### Exercise directions
For the listing below, give the count of lines containing the string "qiladi" and nothing else.

### Given information
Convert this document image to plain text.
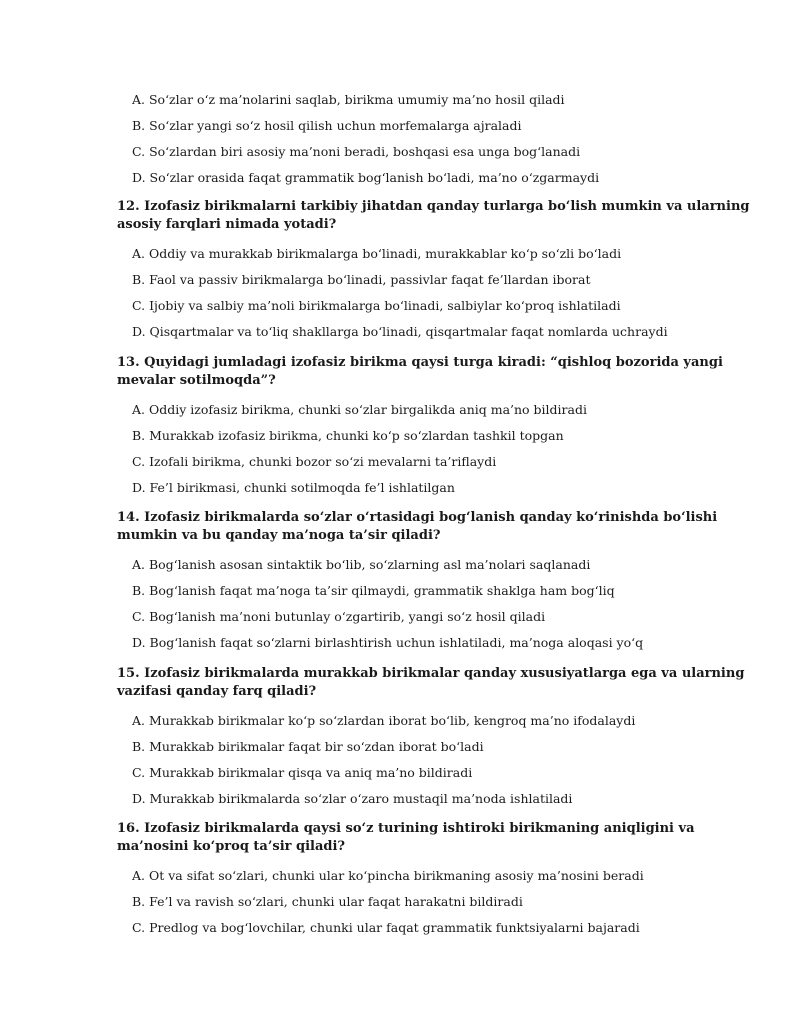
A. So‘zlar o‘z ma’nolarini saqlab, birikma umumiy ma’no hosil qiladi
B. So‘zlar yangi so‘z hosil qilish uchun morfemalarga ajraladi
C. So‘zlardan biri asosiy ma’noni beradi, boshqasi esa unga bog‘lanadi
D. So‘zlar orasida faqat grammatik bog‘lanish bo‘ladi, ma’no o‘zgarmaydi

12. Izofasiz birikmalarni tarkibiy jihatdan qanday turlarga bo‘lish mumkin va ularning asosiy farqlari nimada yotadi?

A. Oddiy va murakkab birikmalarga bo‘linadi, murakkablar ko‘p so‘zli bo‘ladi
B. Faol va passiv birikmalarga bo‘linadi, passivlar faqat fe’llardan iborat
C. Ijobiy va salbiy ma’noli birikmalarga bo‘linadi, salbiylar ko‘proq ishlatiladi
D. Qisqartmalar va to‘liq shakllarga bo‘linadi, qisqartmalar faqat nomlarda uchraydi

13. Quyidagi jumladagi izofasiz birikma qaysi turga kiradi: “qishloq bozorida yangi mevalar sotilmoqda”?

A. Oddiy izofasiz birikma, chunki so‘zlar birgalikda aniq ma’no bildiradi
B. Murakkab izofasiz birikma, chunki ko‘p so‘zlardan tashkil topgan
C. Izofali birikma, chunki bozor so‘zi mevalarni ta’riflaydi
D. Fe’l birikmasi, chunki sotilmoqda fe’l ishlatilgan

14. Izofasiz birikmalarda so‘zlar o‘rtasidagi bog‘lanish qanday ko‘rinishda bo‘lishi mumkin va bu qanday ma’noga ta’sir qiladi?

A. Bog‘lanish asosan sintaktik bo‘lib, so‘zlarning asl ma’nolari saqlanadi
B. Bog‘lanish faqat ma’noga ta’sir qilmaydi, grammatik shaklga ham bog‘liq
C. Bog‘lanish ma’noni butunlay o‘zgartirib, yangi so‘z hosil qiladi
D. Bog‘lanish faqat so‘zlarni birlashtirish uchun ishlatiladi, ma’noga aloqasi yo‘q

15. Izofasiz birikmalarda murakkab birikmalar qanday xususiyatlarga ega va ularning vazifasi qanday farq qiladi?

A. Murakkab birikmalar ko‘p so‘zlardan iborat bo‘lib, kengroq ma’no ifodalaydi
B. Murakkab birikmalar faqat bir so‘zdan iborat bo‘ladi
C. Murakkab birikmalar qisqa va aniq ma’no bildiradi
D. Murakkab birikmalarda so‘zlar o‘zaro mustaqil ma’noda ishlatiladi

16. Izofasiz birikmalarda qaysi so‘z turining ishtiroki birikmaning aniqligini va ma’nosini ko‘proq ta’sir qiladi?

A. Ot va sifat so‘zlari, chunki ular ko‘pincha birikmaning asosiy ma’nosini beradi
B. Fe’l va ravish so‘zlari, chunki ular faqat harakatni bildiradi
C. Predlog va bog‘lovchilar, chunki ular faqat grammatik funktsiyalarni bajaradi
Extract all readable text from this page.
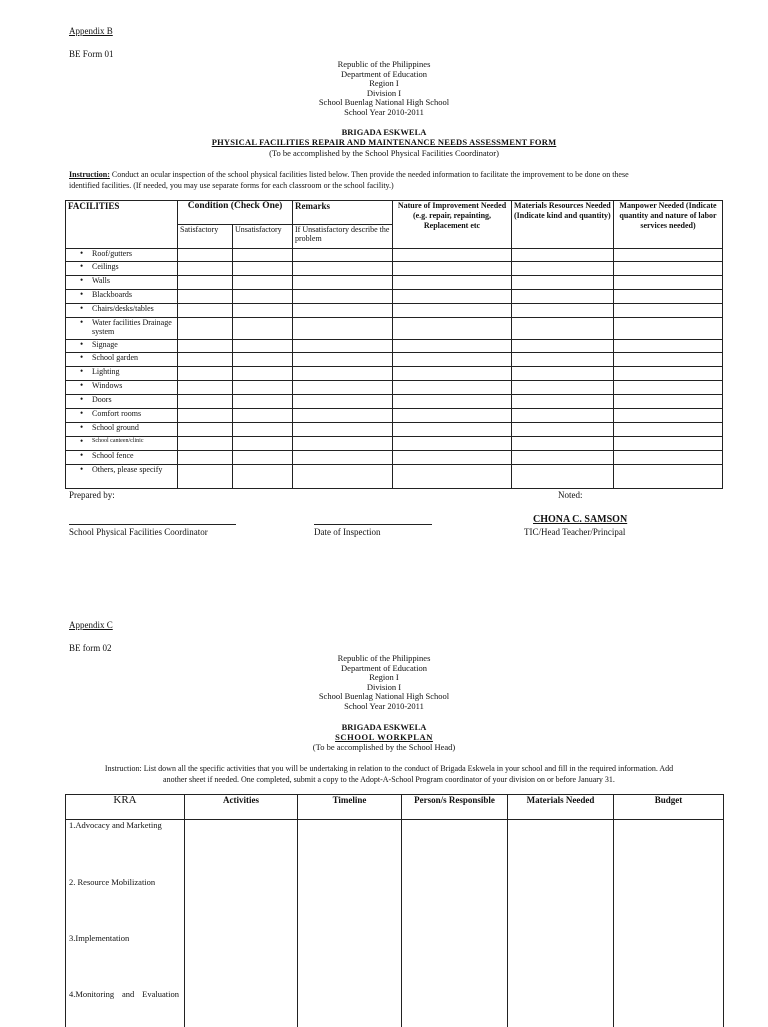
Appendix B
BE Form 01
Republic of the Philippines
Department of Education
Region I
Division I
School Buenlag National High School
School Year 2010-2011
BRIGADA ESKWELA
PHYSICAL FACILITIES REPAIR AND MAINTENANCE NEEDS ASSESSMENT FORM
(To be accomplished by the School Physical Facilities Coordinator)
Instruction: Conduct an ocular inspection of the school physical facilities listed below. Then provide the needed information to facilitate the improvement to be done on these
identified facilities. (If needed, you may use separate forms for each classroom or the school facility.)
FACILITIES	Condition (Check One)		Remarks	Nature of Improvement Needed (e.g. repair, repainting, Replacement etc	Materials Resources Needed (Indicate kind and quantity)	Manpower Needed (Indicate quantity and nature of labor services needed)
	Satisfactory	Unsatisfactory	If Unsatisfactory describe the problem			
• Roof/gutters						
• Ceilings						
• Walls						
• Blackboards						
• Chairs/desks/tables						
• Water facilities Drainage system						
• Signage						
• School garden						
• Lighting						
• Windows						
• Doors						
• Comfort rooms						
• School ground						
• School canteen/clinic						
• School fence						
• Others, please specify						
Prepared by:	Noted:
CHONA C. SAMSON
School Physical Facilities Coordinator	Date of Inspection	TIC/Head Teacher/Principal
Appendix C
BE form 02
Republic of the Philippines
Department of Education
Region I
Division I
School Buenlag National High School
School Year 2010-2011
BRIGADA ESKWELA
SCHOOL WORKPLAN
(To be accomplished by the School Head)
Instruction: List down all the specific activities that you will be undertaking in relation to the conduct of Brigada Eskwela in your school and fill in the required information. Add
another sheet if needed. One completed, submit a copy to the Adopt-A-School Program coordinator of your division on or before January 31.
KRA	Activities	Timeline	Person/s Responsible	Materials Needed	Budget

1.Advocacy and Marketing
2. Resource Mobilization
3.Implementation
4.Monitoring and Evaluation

---

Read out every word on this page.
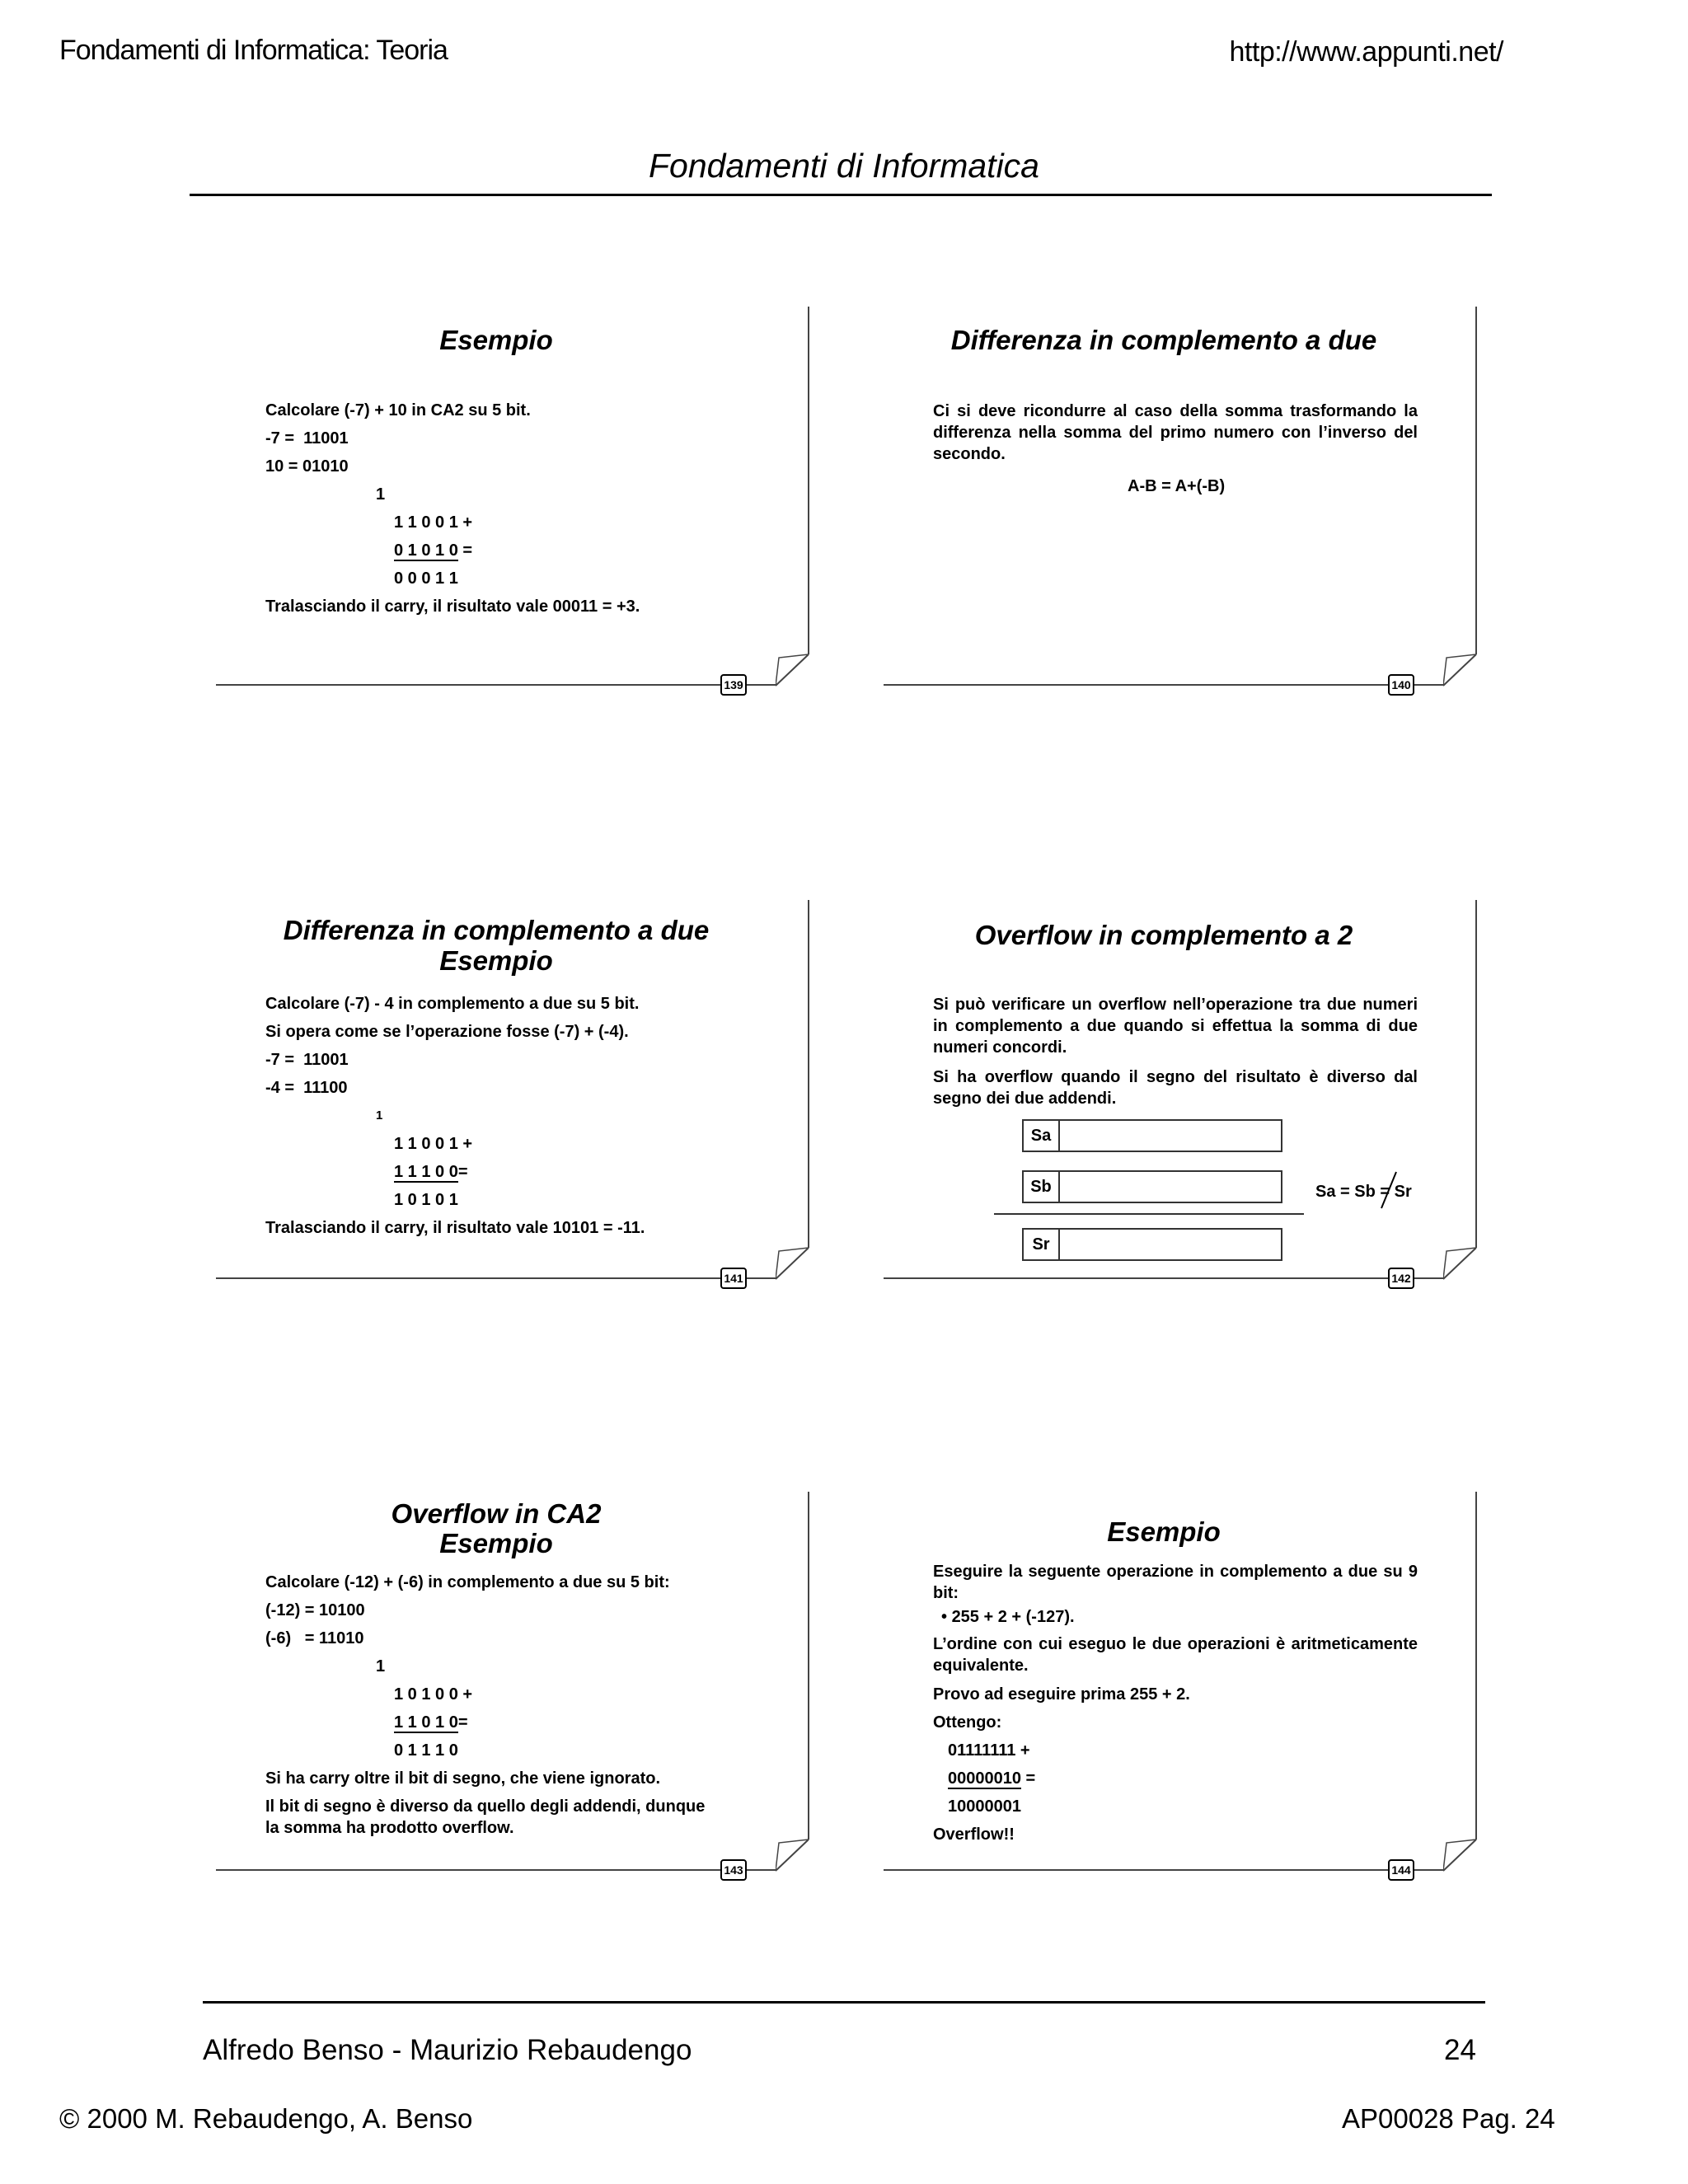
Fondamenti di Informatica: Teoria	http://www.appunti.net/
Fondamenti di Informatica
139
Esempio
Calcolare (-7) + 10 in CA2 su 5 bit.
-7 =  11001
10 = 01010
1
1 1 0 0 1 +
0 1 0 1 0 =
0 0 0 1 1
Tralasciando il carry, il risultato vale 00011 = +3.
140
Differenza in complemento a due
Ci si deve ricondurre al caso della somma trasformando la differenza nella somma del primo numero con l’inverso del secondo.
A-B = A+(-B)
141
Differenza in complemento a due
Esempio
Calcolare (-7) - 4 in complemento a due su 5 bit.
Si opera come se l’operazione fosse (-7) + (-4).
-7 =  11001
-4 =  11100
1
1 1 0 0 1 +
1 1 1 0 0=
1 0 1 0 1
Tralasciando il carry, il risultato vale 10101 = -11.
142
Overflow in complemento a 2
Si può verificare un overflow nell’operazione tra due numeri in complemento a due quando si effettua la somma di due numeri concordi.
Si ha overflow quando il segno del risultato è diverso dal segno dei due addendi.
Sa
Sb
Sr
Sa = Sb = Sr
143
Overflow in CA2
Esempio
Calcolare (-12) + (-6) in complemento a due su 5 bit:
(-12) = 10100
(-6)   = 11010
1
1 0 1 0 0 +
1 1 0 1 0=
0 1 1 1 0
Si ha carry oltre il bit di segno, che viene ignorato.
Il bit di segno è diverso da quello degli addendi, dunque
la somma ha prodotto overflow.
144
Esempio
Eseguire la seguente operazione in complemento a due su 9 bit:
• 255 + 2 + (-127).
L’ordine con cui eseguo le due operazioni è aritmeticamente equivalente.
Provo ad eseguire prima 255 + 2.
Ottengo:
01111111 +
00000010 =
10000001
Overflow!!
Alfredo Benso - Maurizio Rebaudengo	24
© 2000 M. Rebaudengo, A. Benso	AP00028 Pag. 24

==

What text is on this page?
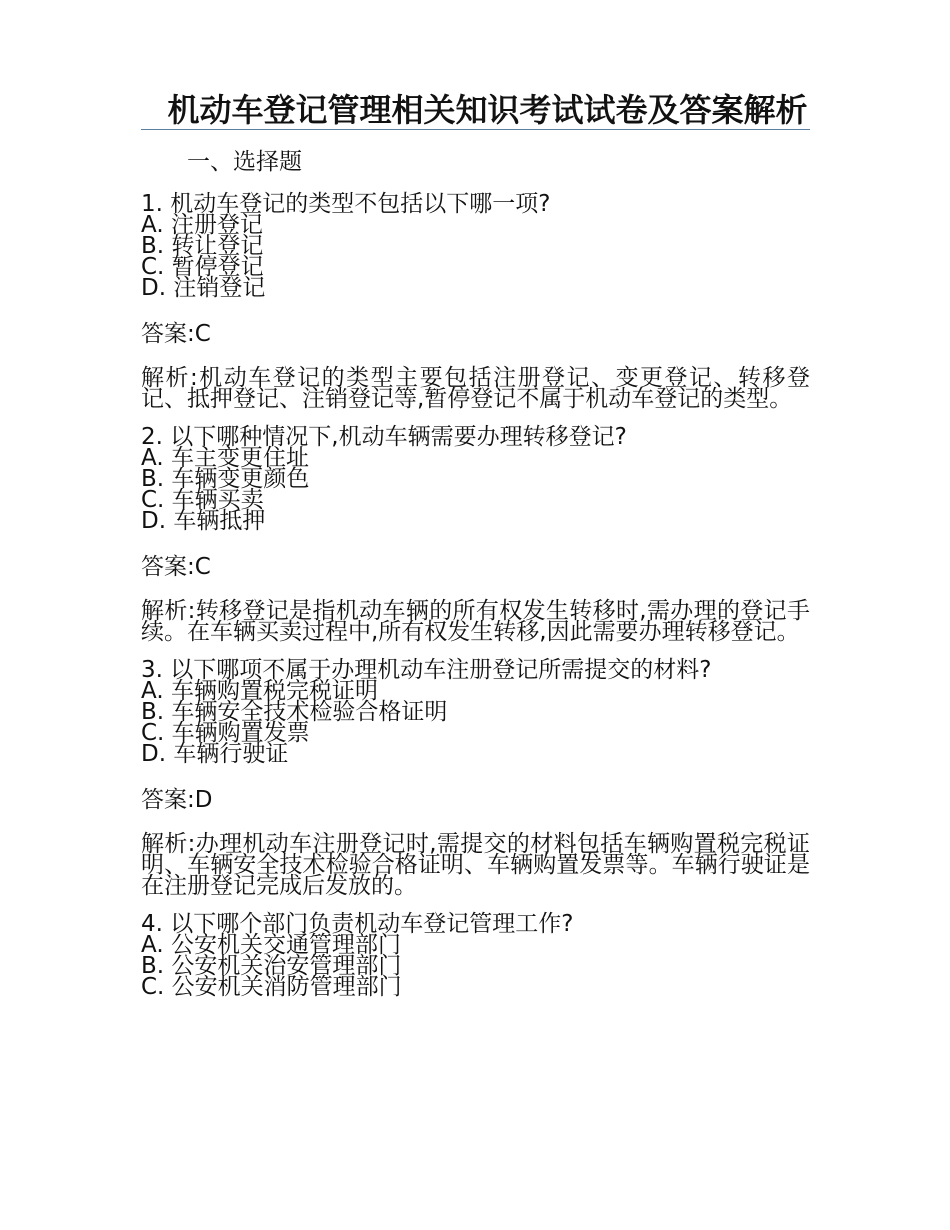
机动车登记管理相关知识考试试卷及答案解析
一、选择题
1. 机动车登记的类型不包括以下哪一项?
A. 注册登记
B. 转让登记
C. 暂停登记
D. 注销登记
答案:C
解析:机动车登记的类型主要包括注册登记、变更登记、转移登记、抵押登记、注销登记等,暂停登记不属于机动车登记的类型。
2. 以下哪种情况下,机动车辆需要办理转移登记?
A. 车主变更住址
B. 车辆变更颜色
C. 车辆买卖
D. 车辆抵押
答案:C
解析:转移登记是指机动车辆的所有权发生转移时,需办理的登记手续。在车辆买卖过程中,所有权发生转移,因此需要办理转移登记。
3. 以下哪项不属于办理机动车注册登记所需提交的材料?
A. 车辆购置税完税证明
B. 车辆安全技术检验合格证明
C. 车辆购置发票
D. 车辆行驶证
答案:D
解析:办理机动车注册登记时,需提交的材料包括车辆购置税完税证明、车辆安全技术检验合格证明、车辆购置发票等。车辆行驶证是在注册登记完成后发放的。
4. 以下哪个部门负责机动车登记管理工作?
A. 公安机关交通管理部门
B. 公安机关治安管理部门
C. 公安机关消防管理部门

### Response to the task
5